◆ **SET PROBLEM 1**:
In the excerpt on Irish and British communists, which government did the Comintern direct the Daily Worker to criticize less in 1932?
◆ **SET PROBLEM 2**:
Return the passage of the excerpt on Irish and British communists from "The Irish were" up to and including "tour of duty.".

◆ **EXCERPT PROVIDED**:
The Irish were unusual too in their policy on recruitment. O’Donnell said he wanted just enough men to make a credible counterpoint to O’Duffy. His claim that hundreds had offered to fight but ‘he selected only 145’ was echoed by Ryan (14). ‘Hundreds’ may have been an exaggeration, but divers persons attest that O’Donnell, Ryan, and the CPI dissuaded them from going to Spain, and the essential point is that the Irish sought to balance commitment to Spain with conserving their forces at home, whereas communists elsewhere aimed to maximize recruitment for the International Brigades(15). Tacitly accepting special treatment for the Irish, Ryan was allowed to repatriate those he deemed to have done a reasonable tour of duty.
One reason for the scepticism about Ryan’s allegations of sabotage is that while historians are familiar with Irish exceptionalism, they are less conversant with Irish communist history, and the chronic suspicion of Irish republicanism in the leadership of the Communist Party of Great Britain (CPGB). Committed to the survival of Ireland’s fledgling communist parties – there were several, sequentially – the Comintern concluded that collusion with republicans was an operational necessity for its Irish sections. The CPGB on the other hand, to which the Comintern delegated a ‘fostering’ role over the Irish parties, was rarely sanguine about the prospects for a Leninist party in Ireland, and reckoned that Irish comrades would be better off forming a communist fraction within a trade union based workers’ party. More generally, and despite its formal anti-imperialism, the CPGB felt uneasy about Irish nationalism. Arguably, the British left had an endemic problem about nationalism per se: English nationalism being associated with the Conservatives and imperialism; and Scottish and Welsh nationalism being seen as eccentric threats to the unity of the British working class. Conversely, in the mid 1930s the CPGB decided to combat its unpatriotic image by identifying with English history, which did nothing to improve its empathy with the Irish. One Irishman who joined the party at this time recalled:
Friction between the Irish and British on the national question occasionally led to appeals to Moscow. In 1925 the British refused to accept an agreement between Irish communists and the Comintern entailing communist support for the withdrawal of British trade unions from Ireland. In 1932 the Comintern directed the CPGB’s Daily Worker to be less critical of Éamon de Valera’s Fianna Fáil government, and save its venom for British imperialism. British and Irish communists clashed again in 1933 on whether de Valera or imperialism should be regarded as ‘the main enemy’(17).

◆ **PROVIDED RECORDS**:
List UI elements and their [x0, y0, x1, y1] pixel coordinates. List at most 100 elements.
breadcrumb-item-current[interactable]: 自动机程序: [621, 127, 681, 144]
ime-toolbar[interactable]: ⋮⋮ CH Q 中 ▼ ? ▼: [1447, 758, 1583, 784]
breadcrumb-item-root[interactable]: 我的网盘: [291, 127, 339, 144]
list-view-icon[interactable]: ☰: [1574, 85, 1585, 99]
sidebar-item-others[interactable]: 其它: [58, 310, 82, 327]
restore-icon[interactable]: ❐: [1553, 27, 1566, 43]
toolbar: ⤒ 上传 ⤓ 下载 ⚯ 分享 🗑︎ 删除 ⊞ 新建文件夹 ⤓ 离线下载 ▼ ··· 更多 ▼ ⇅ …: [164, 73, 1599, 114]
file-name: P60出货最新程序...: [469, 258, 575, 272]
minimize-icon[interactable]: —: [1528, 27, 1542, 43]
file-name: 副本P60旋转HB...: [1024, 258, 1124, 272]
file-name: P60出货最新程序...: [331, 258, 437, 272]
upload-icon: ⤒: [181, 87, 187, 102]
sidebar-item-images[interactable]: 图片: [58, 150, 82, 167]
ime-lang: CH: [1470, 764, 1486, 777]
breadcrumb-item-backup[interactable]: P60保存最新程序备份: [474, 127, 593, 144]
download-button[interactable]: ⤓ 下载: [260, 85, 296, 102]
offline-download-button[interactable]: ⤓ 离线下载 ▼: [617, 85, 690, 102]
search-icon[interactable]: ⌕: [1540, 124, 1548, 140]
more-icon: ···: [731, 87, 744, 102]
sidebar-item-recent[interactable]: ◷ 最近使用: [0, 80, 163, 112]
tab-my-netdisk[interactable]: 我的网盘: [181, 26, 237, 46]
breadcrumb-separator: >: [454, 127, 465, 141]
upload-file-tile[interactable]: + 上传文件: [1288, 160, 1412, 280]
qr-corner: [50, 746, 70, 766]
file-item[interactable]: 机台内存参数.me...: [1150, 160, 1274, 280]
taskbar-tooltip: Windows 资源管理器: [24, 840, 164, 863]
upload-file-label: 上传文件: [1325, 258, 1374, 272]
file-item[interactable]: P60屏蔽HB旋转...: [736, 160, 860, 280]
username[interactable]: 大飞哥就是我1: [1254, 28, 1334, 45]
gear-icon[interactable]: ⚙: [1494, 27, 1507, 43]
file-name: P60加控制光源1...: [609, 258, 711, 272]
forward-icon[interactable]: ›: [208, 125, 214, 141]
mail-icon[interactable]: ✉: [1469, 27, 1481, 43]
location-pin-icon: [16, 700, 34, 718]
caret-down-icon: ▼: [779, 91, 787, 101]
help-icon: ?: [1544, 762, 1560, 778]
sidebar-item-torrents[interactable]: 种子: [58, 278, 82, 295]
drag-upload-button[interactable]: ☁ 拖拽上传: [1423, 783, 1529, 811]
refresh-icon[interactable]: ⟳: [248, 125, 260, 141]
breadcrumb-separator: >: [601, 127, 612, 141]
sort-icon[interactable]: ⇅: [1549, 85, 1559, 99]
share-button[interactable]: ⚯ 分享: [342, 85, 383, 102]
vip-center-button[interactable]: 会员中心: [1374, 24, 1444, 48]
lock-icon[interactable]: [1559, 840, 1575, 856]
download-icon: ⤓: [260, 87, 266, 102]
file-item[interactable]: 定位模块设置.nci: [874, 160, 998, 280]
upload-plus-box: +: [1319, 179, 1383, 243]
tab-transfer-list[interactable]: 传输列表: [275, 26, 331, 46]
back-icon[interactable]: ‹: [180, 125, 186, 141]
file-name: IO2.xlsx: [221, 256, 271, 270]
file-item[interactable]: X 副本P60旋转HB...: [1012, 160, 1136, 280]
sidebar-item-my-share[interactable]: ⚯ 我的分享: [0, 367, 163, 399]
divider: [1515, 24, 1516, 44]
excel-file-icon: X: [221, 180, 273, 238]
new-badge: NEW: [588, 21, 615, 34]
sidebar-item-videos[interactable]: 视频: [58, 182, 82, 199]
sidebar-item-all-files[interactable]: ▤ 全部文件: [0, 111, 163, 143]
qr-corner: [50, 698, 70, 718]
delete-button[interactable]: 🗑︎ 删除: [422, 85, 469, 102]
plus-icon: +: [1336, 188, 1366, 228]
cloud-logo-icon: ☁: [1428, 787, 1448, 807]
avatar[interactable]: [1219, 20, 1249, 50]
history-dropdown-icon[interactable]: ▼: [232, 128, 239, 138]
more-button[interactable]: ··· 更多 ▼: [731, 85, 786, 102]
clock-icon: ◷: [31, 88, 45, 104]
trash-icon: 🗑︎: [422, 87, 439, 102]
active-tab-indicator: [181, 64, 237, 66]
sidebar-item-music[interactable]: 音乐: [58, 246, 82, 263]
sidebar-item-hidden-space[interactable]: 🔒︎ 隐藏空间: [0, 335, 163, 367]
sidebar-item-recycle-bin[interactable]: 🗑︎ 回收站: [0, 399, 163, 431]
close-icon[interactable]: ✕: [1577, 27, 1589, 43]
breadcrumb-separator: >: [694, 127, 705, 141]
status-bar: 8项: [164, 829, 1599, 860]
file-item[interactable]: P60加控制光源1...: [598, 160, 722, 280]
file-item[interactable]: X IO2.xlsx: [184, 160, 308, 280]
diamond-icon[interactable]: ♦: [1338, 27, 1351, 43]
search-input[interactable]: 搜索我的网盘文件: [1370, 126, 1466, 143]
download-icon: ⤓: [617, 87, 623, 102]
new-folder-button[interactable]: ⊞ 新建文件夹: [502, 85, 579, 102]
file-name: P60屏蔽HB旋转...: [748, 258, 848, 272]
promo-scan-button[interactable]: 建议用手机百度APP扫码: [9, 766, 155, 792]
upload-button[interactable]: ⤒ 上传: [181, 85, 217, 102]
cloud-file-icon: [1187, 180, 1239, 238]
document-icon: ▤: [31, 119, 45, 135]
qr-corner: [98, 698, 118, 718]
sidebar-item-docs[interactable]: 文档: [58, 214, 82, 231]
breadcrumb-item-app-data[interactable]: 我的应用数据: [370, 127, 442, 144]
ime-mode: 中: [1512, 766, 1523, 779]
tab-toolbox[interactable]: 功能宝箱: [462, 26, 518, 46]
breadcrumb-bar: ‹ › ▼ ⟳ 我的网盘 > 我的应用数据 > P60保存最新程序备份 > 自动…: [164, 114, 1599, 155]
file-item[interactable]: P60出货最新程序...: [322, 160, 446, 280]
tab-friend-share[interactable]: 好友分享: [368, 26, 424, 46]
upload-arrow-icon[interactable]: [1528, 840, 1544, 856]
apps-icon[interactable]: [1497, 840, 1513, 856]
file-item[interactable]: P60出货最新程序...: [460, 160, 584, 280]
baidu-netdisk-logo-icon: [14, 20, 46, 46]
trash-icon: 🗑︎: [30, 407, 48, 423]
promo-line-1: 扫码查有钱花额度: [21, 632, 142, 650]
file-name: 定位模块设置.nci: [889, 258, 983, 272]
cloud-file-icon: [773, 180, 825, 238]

◆ **TASK OUTPUT 1**:
Éamon de Valera's Fianna Fáil government.

◆ **TASK OUTPUT 2**:
The Irish were unusual too in their policy on recruitment. O’Donnell said he wanted just enough men to make a credible counterpoint to O’Duffy. His claim that hundreds had offered to fight but ‘he selected only 145’ was echoed by Ryan (14). ‘Hundreds’ may have been an exaggeration, but divers persons attest that O’Donnell, Ryan, and the CPI dissuaded them from going to Spain, and the essential point is that the Irish sought to balance commitment to Spain with conserving their forces at home, whereas communists elsewhere aimed to maximize recruitment for the International Brigades(15). Tacitly accepting special treatment for the Irish, Ryan was allowed to repatriate those he deemed to have done a reasonable tour of duty.